Document extract
━━━━━━━━
Purpose of the Study:

  • To investigate the efficacy of an AES-192 derived Binary Phase Shift Key (BPSK) sequence for radar signal modulation.
  • To assess the capability of this novel BPSK sequence in mitigating Doppler and range ambiguities.
  • To compare the performance of the AES-192 BPSK sequence against established radar codes.

Main Methods:

  • Generation of a BPSK sequence utilizing the AES-192 algorithm.
  • Application of the AES-192 BPSK sequence for radar signal modulation.
  • Utilizing a CLEAN algorithm to mitigate side lobes in the matched filter response.
  • Comparative performance analysis against Ipatov-Barker Hybrid BPSK codes.

Main Results:

  • The AES-192 BPSK sequence exhibits a single main lobe with minimal side lobes after CLEAN algorithm processing.
  • The proposed sequence demonstrates no inherent maximum unambiguous range limitation.
  • Randomizing pulse location within the Pulse Repetition Interval (PRI) significantly extends the maximum unambiguous Doppler frequency shift.

Conclusions:

  • The AES-192 BPSK sequence presents a promising approach for advanced radar modulation.
  • This method effectively overcomes key limitations of traditional radar ambiguity mitigation techniques.
  • The AES-192 BPSK sequence offers enhanced flexibility and performance for complex radar applications.
━━━━━━━━
Given exercise a
Reproduce the passage of the radar modulation summary starting at "Purpose of the" and ending at "BPSK sequence for radar signal modulation.".
The radar modulation summary and the rows that follow have no connection to each other.

Records shown
━━━━━━━━
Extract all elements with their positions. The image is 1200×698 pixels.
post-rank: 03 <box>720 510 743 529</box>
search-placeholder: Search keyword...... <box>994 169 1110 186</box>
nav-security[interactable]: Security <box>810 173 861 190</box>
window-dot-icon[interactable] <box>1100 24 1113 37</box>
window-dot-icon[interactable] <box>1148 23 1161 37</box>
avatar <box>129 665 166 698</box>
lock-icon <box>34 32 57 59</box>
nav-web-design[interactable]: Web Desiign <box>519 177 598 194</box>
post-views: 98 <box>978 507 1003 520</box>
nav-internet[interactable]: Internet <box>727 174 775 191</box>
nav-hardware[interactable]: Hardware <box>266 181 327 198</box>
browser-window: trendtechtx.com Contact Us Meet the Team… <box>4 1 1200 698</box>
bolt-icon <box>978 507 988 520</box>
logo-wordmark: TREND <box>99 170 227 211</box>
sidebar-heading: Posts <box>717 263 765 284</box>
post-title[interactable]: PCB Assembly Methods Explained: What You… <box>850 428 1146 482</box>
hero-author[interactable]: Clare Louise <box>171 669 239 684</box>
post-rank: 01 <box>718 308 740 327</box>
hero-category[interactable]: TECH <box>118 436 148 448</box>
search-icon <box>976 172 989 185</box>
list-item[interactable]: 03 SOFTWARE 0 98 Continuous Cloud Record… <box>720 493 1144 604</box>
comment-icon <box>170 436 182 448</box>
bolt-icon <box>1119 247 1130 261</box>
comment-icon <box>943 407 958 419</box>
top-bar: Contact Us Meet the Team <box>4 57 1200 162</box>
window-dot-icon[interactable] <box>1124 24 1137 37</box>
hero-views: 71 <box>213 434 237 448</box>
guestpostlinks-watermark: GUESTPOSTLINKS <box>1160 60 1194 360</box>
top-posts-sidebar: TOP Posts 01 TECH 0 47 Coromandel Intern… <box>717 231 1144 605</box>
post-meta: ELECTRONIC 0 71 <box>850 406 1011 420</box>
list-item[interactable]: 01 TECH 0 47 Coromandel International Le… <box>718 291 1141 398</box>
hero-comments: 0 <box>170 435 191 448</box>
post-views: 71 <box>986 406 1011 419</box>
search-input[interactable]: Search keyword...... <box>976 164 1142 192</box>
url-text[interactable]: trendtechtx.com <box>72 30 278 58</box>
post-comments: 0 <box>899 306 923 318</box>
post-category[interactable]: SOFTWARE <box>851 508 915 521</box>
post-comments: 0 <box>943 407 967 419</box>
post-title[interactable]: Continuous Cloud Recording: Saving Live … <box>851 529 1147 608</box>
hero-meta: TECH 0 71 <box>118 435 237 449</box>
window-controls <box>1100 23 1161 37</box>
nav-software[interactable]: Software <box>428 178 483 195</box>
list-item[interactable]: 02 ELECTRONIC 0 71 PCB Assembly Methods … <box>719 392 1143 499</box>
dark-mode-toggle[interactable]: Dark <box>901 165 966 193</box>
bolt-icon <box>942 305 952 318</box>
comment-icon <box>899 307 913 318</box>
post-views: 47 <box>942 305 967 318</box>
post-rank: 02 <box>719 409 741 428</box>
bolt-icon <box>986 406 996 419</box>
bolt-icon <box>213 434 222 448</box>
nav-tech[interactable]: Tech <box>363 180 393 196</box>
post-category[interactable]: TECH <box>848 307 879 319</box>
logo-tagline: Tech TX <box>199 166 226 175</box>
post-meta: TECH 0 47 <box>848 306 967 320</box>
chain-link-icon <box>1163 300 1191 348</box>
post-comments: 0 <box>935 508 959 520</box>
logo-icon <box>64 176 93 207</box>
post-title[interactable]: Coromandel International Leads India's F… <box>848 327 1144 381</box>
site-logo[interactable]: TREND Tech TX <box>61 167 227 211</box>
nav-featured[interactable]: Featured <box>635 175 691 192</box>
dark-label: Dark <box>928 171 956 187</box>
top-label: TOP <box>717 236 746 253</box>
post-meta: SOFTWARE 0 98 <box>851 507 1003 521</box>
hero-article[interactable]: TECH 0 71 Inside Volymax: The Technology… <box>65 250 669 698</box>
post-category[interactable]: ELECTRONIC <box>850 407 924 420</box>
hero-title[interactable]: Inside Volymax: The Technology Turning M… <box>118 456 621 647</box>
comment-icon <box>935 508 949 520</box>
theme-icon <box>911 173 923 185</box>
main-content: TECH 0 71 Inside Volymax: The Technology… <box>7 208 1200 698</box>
━━━━━━━━
Given exercise b
Rewrite the rows starting at the first one and ending at the line containing "post-title[interactable]: PCB Assembly", substituting "window-control-dot" for "window-dot-icon" and leaving everything else unchanged. Give only those lines.

Exercise result a
Purpose of the Study:

  • To investigate the efficacy of an AES-192 derived Binary Phase Shift Key (BPSK) sequence for radar signal modulation.
  • To assess the capability of this novel BPSK sequence in mitigating Doppler and range ambiguities.
  • To compare the performance of the AES-192 BPSK sequence against established radar codes.

Main Methods:

  • Generation of a BPSK sequence utilizing the AES-192 algorithm.
  • Application of the AES-192 BPSK sequence for radar signal modulation.

Exercise result b
Extract all elements with their positions. The image is 1200×698 pixels.
post-rank: 03 <box>720 510 743 529</box>
search-placeholder: Search keyword...... <box>994 169 1110 186</box>
nav-security[interactable]: Security <box>810 173 861 190</box>
window-control-dot[interactable] <box>1100 24 1113 37</box>
window-control-dot[interactable] <box>1148 23 1161 37</box>
avatar <box>129 665 166 698</box>
lock-icon <box>34 32 57 59</box>
nav-web-design[interactable]: Web Desiign <box>519 177 598 194</box>
post-views: 98 <box>978 507 1003 520</box>
nav-internet[interactable]: Internet <box>727 174 775 191</box>
nav-hardware[interactable]: Hardware <box>266 181 327 198</box>
browser-window: trendtechtx.com Contact Us Meet the Team… <box>4 1 1200 698</box>
bolt-icon <box>978 507 988 520</box>
logo-wordmark: TREND <box>99 170 227 211</box>
sidebar-heading: Posts <box>717 263 765 284</box>
post-title[interactable]: PCB Assembly Methods Explained: What You… <box>850 428 1146 482</box>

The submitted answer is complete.